▶ [Exercise]: Lines holding the string "selección" are the ones to copy; find them all in the data.
--- Begin Supplied information ---
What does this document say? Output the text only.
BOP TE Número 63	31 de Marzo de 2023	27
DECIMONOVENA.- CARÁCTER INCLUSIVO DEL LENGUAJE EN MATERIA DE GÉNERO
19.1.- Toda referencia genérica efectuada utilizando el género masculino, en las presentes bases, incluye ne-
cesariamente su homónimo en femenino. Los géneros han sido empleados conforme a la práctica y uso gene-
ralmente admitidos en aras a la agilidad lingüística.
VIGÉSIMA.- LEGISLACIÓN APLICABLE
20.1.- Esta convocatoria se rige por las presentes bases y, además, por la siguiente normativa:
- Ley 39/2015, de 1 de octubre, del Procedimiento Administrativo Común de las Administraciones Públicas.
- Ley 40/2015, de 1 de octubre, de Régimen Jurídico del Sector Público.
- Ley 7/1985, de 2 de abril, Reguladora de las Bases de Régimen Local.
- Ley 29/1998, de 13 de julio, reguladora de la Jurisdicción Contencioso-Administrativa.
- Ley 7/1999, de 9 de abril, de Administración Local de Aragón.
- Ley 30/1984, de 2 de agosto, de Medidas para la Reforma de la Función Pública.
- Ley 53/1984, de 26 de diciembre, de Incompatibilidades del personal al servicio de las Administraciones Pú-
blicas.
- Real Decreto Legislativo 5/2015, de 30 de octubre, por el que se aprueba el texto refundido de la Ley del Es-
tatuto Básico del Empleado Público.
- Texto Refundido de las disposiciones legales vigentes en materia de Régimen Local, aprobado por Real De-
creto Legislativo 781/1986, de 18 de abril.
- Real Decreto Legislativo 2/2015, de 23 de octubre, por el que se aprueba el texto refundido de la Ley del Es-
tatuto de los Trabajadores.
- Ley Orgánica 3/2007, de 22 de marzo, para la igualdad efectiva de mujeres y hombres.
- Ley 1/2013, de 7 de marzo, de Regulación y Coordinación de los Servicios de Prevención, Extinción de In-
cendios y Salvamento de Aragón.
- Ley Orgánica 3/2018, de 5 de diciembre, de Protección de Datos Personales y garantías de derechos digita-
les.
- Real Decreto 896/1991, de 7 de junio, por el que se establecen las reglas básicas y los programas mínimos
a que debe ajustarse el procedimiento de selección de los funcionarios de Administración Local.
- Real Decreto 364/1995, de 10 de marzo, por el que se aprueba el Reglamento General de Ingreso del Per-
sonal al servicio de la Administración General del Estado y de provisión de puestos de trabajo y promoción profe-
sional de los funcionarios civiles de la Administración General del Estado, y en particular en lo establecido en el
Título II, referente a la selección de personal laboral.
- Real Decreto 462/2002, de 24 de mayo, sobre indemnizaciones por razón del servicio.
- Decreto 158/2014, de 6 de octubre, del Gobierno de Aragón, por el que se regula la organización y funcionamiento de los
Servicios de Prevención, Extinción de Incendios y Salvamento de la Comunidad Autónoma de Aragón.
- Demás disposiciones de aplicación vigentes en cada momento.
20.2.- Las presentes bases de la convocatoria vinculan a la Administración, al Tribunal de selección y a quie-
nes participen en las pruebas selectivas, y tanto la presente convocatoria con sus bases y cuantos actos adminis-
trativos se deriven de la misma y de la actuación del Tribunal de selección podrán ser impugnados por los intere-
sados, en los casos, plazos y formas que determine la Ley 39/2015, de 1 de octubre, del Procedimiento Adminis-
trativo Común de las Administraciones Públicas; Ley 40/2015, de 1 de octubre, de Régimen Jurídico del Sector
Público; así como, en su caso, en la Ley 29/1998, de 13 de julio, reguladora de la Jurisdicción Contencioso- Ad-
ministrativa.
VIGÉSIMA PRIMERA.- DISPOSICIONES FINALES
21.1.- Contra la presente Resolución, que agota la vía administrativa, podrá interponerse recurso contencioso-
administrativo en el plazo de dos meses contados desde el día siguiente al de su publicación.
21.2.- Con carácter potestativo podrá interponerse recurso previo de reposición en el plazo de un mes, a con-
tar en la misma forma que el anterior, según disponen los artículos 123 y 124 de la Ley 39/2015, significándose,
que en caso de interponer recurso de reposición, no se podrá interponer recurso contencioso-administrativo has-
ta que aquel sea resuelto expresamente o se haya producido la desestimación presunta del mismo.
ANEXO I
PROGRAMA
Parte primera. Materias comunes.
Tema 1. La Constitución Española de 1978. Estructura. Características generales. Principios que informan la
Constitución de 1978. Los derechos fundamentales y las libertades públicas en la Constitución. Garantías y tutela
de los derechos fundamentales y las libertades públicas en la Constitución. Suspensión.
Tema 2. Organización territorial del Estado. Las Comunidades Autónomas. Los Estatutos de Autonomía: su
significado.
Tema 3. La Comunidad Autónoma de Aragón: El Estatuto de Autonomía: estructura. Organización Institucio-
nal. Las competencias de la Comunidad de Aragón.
--- End Supplied information ---
▶ [Complete response]:
a que debe ajustarse el procedimiento de selección de los funcionarios de Administración Local.
Título II, referente a la selección de personal laboral.
20.2.- Las presentes bases de la convocatoria vinculan a la Administración, al Tribunal de selección y a quie-
trativos se deriven de la misma y de la actuación del Tribunal de selección podrán ser impugnados por los intere-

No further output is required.